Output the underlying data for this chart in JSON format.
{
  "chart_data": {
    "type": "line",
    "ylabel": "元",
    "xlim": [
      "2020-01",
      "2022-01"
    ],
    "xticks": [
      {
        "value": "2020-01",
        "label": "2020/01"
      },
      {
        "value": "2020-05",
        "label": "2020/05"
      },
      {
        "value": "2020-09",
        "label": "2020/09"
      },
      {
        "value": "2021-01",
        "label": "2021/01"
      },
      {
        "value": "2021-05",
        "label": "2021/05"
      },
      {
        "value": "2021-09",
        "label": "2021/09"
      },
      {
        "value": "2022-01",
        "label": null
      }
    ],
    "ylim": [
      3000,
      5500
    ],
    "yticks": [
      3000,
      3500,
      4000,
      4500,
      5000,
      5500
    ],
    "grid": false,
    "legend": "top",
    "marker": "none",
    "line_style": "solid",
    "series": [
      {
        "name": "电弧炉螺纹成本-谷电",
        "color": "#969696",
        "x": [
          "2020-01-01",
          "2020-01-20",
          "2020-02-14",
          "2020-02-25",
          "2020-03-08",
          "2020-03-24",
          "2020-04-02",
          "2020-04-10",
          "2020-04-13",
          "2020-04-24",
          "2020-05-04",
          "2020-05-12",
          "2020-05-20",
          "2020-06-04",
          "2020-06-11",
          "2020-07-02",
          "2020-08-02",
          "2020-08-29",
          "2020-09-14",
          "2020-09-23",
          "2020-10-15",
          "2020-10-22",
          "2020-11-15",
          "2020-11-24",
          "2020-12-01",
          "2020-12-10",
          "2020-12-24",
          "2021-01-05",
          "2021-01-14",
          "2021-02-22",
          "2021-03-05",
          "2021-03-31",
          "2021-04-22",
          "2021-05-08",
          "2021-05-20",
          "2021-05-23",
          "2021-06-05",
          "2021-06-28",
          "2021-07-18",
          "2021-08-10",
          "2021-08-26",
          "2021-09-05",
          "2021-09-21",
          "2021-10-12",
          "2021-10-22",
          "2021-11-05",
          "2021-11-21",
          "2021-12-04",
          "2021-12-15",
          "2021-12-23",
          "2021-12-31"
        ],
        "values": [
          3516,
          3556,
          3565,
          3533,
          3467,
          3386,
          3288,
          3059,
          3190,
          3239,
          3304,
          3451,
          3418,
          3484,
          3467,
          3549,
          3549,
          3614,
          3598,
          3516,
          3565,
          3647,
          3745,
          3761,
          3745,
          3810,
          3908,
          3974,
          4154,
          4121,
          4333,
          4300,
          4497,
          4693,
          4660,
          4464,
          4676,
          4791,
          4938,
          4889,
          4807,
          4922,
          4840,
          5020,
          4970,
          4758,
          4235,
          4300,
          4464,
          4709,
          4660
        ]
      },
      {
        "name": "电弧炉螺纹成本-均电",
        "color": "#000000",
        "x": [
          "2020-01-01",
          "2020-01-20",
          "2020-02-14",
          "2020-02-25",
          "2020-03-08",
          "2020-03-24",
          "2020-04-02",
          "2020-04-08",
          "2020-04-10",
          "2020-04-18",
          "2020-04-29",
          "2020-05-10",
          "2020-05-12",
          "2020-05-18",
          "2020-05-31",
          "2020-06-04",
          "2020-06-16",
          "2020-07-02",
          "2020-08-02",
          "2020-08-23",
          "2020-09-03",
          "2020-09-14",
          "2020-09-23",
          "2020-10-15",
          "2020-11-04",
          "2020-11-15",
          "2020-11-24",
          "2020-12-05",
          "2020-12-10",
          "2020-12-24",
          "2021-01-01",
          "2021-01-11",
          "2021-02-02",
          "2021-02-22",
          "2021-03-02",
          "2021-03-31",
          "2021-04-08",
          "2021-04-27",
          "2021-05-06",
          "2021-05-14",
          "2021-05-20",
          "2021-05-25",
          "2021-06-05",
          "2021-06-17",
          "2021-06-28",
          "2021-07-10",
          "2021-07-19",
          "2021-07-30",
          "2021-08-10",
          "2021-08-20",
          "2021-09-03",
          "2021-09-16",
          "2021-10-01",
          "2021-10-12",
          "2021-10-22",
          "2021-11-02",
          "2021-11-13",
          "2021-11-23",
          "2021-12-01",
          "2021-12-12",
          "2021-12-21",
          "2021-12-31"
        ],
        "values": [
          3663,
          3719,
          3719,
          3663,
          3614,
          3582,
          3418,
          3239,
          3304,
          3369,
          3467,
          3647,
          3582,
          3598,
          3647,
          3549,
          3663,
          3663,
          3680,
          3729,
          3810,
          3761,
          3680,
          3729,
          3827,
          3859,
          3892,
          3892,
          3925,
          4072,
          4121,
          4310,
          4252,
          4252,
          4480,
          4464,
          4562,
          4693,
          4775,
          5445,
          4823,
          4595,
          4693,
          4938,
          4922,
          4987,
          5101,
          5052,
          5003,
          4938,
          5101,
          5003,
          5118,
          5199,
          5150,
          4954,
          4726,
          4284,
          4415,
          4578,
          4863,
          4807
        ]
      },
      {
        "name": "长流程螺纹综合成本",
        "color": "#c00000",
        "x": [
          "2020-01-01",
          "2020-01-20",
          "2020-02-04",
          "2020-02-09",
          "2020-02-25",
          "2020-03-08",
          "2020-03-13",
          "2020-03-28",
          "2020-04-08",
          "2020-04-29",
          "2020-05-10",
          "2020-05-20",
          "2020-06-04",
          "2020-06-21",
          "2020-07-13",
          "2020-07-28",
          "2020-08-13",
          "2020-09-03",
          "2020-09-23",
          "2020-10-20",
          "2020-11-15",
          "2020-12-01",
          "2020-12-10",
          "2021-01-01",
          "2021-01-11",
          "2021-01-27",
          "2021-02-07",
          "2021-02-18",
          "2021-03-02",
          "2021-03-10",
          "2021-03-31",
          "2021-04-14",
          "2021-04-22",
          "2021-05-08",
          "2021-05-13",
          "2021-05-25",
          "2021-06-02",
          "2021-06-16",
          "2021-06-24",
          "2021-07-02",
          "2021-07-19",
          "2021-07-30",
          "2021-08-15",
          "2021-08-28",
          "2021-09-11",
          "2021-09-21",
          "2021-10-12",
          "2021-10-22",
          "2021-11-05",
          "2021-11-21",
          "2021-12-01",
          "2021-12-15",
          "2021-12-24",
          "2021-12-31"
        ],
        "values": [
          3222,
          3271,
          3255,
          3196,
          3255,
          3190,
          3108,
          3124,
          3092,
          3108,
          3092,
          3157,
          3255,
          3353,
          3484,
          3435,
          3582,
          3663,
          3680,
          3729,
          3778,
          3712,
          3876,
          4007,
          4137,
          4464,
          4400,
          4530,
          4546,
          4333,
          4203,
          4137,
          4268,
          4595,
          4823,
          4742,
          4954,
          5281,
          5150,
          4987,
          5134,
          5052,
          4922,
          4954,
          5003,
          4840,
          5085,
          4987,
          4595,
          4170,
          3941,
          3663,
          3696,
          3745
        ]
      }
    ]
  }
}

****

The task: Make an exact copy of all the data.

Completed exercise:
Output the underlying data for this chart in JSON format.
{
  "chart_data": {
    "type": "line",
    "ylabel": "元",
    "xlim": [
      "2020-01",
      "2022-01"
    ],
    "xticks": [
      {
        "value": "2020-01",
        "label": "2020/01"
      },
      {
        "value": "2020-05",
        "label": "2020/05"
      },
      {
        "value": "2020-09",
        "label": "2020/09"
      },
      {
        "value": "2021-01",
        "label": "2021/01"
      },
      {
        "value": "2021-05",
        "label": "2021/05"
      },
      {
        "value": "2021-09",
        "label": "2021/09"
      },
      {
        "value": "2022-01",
        "label": null
      }
    ],
    "ylim": [
      3000,
      5500
    ],
    "yticks": [
      3000,
      3500,
      4000,
      4500,
      5000,
      5500
    ],
    "grid": false,
    "legend": "top",
    "marker": "none",
    "line_style": "solid",
    "series": [
      {
        "name": "电弧炉螺纹成本-谷电",
        "color": "#969696",
        "x": [
          "2020-01-01",
          "2020-01-20",
          "2020-02-14",
          "2020-02-25",
          "2020-03-08",
          "2020-03-24",
          "2020-04-02",
          "2020-04-10",
          "2020-04-13",
          "2020-04-24",
          "2020-05-04",
          "2020-05-12",
          "2020-05-20",
          "2020-06-04",
          "2020-06-11",
          "2020-07-02",
          "2020-08-02",
          "2020-08-29",
          "2020-09-14",
          "2020-09-23",
          "2020-10-15",
          "2020-10-22",
          "2020-11-15",
          "2020-11-24",
          "2020-12-01",
          "2020-12-10",
          "2020-12-24",
          "2021-01-05",
          "2021-01-14",
          "2021-02-22",
          "2021-03-05",
          "2021-03-31",
          "2021-04-22",
          "2021-05-08",
          "2021-05-20",
          "2021-05-23",
          "2021-06-05",
          "2021-06-28",
          "2021-07-18",
          "2021-08-10",
          "2021-08-26",
          "2021-09-05",
          "2021-09-21",
          "2021-10-12",
          "2021-10-22",
          "2021-11-05",
          "2021-11-21",
          "2021-12-04",
          "2021-12-15",
          "2021-12-23",
          "2021-12-31"
        ],
        "values": [
          3516,
          3556,
          3565,
          3533,
          3467,
          3386,
          3288,
          3059,
          3190,
          3239,
          3304,
          3451,
          3418,
          3484,
          3467,
          3549,
          3549,
          3614,
          3598,
          3516,
          3565,
          3647,
          3745,
          3761,
          3745,
          3810,
          3908,
          3974,
          4154,
          4121,
          4333,
          4300,
          4497,
          4693,
          4660,
          4464,
          4676,
          4791,
          4938,
          4889,
          4807,
          4922,
          4840,
          5020,
          4970,
          4758,
          4235,
          4300,
          4464,
          4709,
          4660
        ]
      },
      {
        "name": "电弧炉螺纹成本-均电",
        "color": "#000000",
        "x": [
          "2020-01-01",
          "2020-01-20",
          "2020-02-14",
          "2020-02-25",
          "2020-03-08",
          "2020-03-24",
          "2020-04-02",
          "2020-04-08",
          "2020-04-10",
          "2020-04-18",
          "2020-04-29",
          "2020-05-10",
          "2020-05-12",
          "2020-05-18",
          "2020-05-31",
          "2020-06-04",
          "2020-06-16",
          "2020-07-02",
          "2020-08-02",
          "2020-08-23",
          "2020-09-03",
          "2020-09-14",
          "2020-09-23",
          "2020-10-15",
          "2020-11-04",
          "2020-11-15",
          "2020-11-24",
          "2020-12-05",
          "2020-12-10",
          "2020-12-24",
          "2021-01-01",
          "2021-01-11",
          "2021-02-02",
          "2021-02-22",
          "2021-03-02",
          "2021-03-31",
          "2021-04-08",
          "2021-04-27",
          "2021-05-06",
          "2021-05-14",
          "2021-05-20",
          "2021-05-25",
          "2021-06-05",
          "2021-06-17",
          "2021-06-28",
          "2021-07-10",
          "2021-07-19",
          "2021-07-30",
          "2021-08-10",
          "2021-08-20",
          "2021-09-03",
          "2021-09-16",
          "2021-10-01",
          "2021-10-12",
          "2021-10-22",
          "2021-11-02",
          "2021-11-13",
          "2021-11-23",
          "2021-12-01",
          "2021-12-12",
          "2021-12-21",
          "2021-12-31"
        ],
        "values": [
          3663,
          3719,
          3719,
          3663,
          3614,
          3582,
          3418,
          3239,
          3304,
          3369,
          3467,
          3647,
          3582,
          3598,
          3647,
          3549,
          3663,
          3663,
          3680,
          3729,
          3810,
          3761,
          3680,
          3729,
          3827,
          3859,
          3892,
          3892,
          3925,
          4072,
          4121,
          4310,
          4252,
          4252,
          4480,
          4464,
          4562,
          4693,
          4775,
          5445,
          4823,
          4595,
          4693,
          4938,
          4922,
          4987,
          5101,
          5052,
          5003,
          4938,
          5101,
          5003,
          5118,
          5199,
          5150,
          4954,
          4726,
          4284,
          4415,
          4578,
          4863,
          4807
        ]
      },
      {
        "name": "长流程螺纹综合成本",
        "color": "#c00000",
        "x": [
          "2020-01-01",
          "2020-01-20",
          "2020-02-04",
          "2020-02-09",
          "2020-02-25",
          "2020-03-08",
          "2020-03-13",
          "2020-03-28",
          "2020-04-08",
          "2020-04-29",
          "2020-05-10",
          "2020-05-20",
          "2020-06-04",
          "2020-06-21",
          "2020-07-13",
          "2020-07-28",
          "2020-08-13",
          "2020-09-03",
          "2020-09-23",
          "2020-10-20",
          "2020-11-15",
          "2020-12-01",
          "2020-12-10",
          "2021-01-01",
          "2021-01-11",
          "2021-01-27",
          "2021-02-07",
          "2021-02-18",
          "2021-03-02",
          "2021-03-10",
          "2021-03-31",
          "2021-04-14",
          "2021-04-22",
          "2021-05-08",
          "2021-05-13",
          "2021-05-25",
          "2021-06-02",
          "2021-06-16",
          "2021-06-24",
          "2021-07-02",
          "2021-07-19",
          "2021-07-30",
          "2021-08-15",
          "2021-08-28",
          "2021-09-11",
          "2021-09-21",
          "2021-10-12",
          "2021-10-22",
          "2021-11-05",
          "2021-11-21",
          "2021-12-01",
          "2021-12-15",
          "2021-12-24",
          "2021-12-31"
        ],
        "values": [
          3222,
          3271,
          3255,
          3196,
          3255,
          3190,
          3108,
          3124,
          3092,
          3108,
          3092,
          3157,
          3255,
          3353,
          3484,
          3435,
          3582,
          3663,
          3680,
          3729,
          3778,
          3712,
          3876,
          4007,
          4137,
          4464,
          4400,
          4530,
          4546,
          4333,
          4203,
          4137,
          4268,
          4595,
          4823,
          4742,
          4954,
          5281,
          5150,
          4987,
          5134,
          5052,
          4922,
          4954,
          5003,
          4840,
          5085,
          4987,
          4595,
          4170,
          3941,
          3663,
          3696,
          3745
        ]
      }
    ]
  }
}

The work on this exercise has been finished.